_Data to process_
::::::

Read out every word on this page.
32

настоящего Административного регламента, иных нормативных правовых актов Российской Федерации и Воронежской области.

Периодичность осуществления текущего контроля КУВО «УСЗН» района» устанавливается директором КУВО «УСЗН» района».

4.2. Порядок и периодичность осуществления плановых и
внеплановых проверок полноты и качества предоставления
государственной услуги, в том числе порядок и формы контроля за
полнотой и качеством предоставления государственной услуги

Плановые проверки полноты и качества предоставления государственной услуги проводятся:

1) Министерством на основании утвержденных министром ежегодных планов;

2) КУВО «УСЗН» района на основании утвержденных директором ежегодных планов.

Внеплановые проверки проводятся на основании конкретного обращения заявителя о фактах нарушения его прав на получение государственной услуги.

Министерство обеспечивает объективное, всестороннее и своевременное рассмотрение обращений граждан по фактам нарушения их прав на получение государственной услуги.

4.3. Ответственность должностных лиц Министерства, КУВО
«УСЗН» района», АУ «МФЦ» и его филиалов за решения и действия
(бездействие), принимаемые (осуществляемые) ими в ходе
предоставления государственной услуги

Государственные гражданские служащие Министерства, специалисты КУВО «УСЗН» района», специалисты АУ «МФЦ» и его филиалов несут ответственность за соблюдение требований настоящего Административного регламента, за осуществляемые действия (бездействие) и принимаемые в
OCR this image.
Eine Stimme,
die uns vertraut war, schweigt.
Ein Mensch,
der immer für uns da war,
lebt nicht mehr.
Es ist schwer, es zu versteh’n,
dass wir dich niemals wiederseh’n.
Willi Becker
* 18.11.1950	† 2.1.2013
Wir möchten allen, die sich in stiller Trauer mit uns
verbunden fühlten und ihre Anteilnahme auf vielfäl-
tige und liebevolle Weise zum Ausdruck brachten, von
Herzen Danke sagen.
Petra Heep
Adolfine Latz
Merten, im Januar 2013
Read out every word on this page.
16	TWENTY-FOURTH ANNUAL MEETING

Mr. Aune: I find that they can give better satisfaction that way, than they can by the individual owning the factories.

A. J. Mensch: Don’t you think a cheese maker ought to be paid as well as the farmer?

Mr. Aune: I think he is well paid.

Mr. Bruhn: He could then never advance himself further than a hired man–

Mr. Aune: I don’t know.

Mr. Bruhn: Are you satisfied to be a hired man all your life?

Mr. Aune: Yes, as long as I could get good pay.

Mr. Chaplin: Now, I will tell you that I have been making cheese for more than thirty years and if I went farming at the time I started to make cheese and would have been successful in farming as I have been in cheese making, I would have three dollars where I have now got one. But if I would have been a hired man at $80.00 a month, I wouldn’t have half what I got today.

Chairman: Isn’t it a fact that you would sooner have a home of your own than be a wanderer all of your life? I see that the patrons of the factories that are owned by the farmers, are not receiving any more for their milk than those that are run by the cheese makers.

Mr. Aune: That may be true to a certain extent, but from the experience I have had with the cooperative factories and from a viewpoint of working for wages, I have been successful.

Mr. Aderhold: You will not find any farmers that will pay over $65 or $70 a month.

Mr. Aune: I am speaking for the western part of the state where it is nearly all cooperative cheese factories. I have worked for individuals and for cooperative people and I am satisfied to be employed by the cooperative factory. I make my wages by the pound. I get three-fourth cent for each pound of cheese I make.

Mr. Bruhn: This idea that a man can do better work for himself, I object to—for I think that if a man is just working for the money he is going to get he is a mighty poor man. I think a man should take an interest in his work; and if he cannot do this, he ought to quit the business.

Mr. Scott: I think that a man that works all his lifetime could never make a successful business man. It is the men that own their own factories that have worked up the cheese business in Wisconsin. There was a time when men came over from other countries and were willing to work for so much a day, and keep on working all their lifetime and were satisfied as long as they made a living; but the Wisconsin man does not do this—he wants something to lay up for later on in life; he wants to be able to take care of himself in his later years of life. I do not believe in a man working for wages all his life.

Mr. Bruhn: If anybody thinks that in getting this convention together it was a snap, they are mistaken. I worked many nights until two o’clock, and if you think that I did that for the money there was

::::::

_What you should do_
Copy each line of the listing that includes "предоставления".

_Task result_
внеплановых проверок полноты и качества предоставления
полнотой и качеством предоставления государственной услуги
Плановые проверки полноты и качества предоставления государственной услуги проводятся:
предоставления государственной услуги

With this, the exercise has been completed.